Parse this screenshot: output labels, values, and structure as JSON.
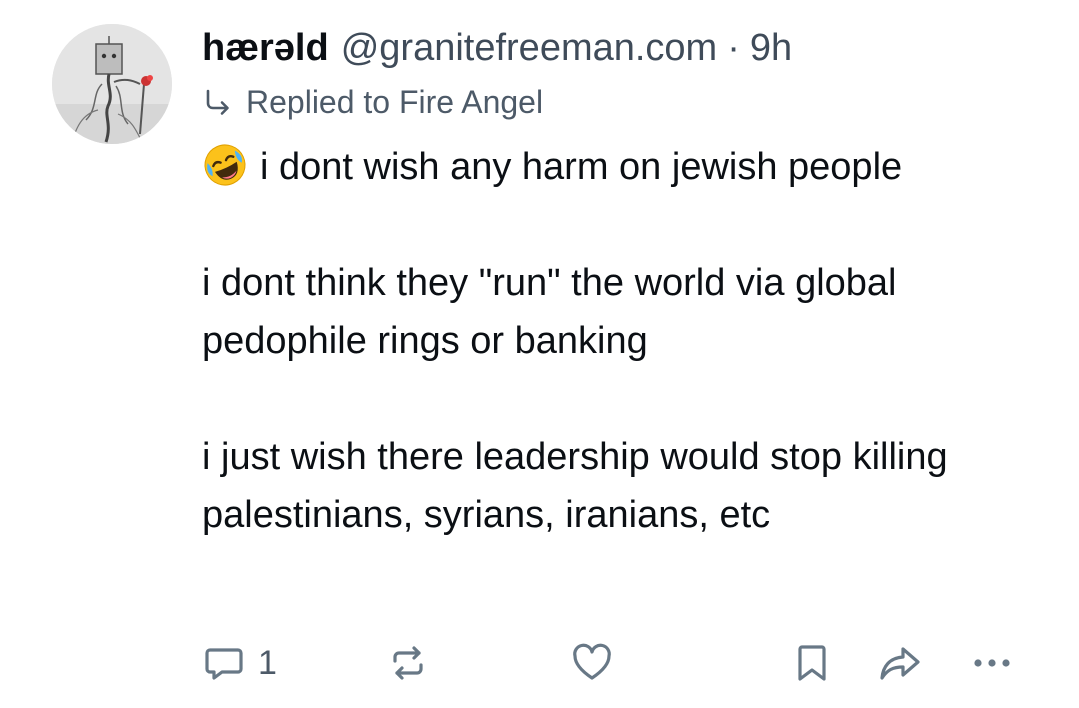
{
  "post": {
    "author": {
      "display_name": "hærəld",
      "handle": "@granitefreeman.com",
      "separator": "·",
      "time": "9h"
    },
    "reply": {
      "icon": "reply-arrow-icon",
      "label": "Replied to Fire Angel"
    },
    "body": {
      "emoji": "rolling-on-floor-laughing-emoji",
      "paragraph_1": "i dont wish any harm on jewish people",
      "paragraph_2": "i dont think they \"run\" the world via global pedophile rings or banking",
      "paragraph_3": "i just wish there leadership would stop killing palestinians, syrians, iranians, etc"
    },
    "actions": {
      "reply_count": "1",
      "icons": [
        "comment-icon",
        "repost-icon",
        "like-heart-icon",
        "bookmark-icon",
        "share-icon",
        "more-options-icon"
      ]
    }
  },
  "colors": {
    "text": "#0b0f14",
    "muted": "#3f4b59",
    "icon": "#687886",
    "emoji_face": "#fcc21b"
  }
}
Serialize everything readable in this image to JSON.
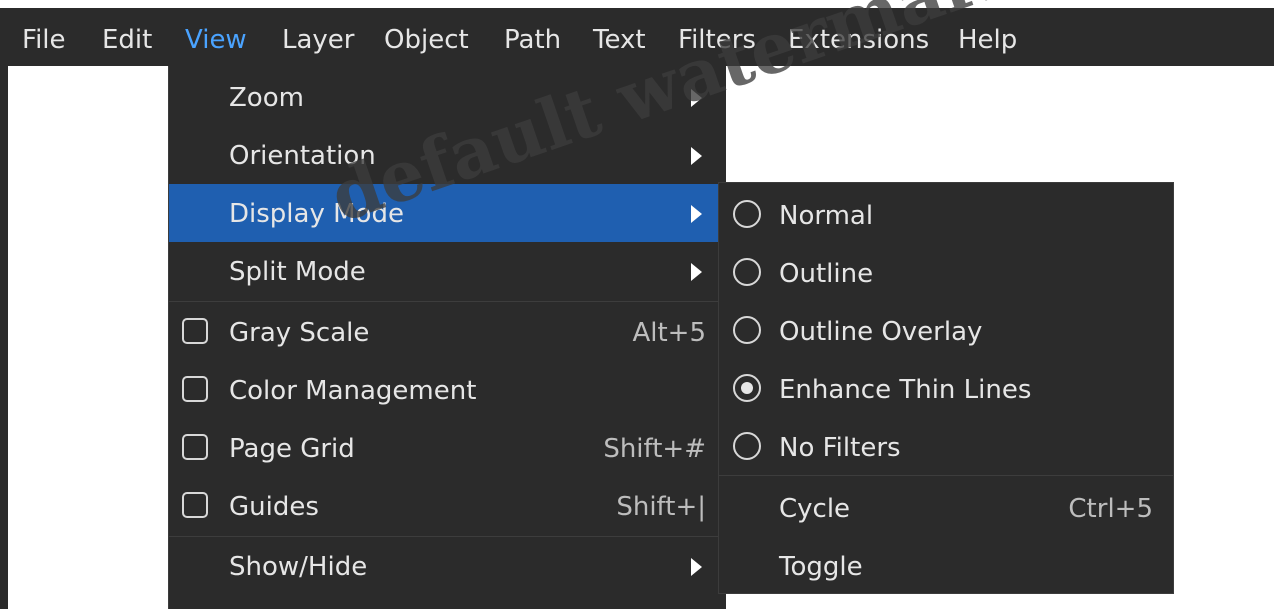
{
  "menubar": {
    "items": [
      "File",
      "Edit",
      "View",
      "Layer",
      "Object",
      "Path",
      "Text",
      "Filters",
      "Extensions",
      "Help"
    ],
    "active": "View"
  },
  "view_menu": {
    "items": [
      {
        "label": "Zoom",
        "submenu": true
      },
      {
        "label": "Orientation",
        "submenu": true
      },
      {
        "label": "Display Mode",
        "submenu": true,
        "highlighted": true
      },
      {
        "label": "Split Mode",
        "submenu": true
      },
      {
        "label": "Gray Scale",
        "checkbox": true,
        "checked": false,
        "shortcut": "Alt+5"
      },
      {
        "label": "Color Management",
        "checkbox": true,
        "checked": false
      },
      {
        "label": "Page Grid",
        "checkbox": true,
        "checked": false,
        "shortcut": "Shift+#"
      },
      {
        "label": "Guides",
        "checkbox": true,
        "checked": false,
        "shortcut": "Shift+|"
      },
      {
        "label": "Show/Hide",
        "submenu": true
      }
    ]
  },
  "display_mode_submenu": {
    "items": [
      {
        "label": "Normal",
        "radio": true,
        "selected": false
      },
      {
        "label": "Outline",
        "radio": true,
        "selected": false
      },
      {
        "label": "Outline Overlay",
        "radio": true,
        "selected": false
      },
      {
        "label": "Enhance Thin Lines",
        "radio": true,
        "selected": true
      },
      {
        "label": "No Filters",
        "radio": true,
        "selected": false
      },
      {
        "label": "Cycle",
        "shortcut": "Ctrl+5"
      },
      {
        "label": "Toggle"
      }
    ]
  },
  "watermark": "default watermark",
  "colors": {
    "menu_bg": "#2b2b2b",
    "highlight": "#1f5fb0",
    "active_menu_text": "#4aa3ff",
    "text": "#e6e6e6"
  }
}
----
## [WHAT YOU HAVE TO DO]
Reproduce the data word for word, excluding its pictures.

## [CORRECT ANSWER]
Parse this screenshot: output labels, values, and structure as JSON.
{
  "post": {
    "author": {
      "display_name": "hærəld",
      "handle": "@granitefreeman.com",
      "separator": "·",
      "time": "9h"
    },
    "reply": {
      "icon": "reply-arrow-icon",
      "label": "Replied to Fire Angel"
    },
    "body": {
      "emoji": "rolling-on-floor-laughing-emoji",
      "paragraph_1": "i dont wish any harm on jewish people",
      "paragraph_2": "i dont think they \"run\" the world via global pedophile rings or banking",
      "paragraph_3": "i just wish there leadership would stop killing palestinians, syrians, iranians, etc"
    },
    "actions": {
      "reply_count": "1",
      "icons": [
        "comment-icon",
        "repost-icon",
        "like-heart-icon",
        "bookmark-icon",
        "share-icon",
        "more-options-icon"
      ]
    }
  },
  "colors": {
    "text": "#0b0f14",
    "muted": "#3f4b59",
    "icon": "#687886",
    "emoji_face": "#fcc21b"
  }
}
Serialize everything readable in this image to JSON.
{
  "menubar": {
    "items": [
      "File",
      "Edit",
      "View",
      "Layer",
      "Object",
      "Path",
      "Text",
      "Filters",
      "Extensions",
      "Help"
    ],
    "active": "View"
  },
  "view_menu": {
    "items": [
      {
        "label": "Zoom",
        "submenu": true
      },
      {
        "label": "Orientation",
        "submenu": true
      },
      {
        "label": "Display Mode",
        "submenu": true,
        "highlighted": true
      },
      {
        "label": "Split Mode",
        "submenu": true
      },
      {
        "label": "Gray Scale",
        "checkbox": true,
        "checked": false,
        "shortcut": "Alt+5"
      },
      {
        "label": "Color Management",
        "checkbox": true,
        "checked": false
      },
      {
        "label": "Page Grid",
        "checkbox": true,
        "checked": false,
        "shortcut": "Shift+#"
      },
      {
        "label": "Guides",
        "checkbox": true,
        "checked": false,
        "shortcut": "Shift+|"
      },
      {
        "label": "Show/Hide",
        "submenu": true
      }
    ]
  },
  "display_mode_submenu": {
    "items": [
      {
        "label": "Normal",
        "radio": true,
        "selected": false
      },
      {
        "label": "Outline",
        "radio": true,
        "selected": false
      },
      {
        "label": "Outline Overlay",
        "radio": true,
        "selected": false
      },
      {
        "label": "Enhance Thin Lines",
        "radio": true,
        "selected": true
      },
      {
        "label": "No Filters",
        "radio": true,
        "selected": false
      },
      {
        "label": "Cycle",
        "shortcut": "Ctrl+5"
      },
      {
        "label": "Toggle"
      }
    ]
  },
  "watermark": "default watermark",
  "colors": {
    "menu_bg": "#2b2b2b",
    "highlight": "#1f5fb0",
    "active_menu_text": "#4aa3ff",
    "text": "#e6e6e6"
  }
}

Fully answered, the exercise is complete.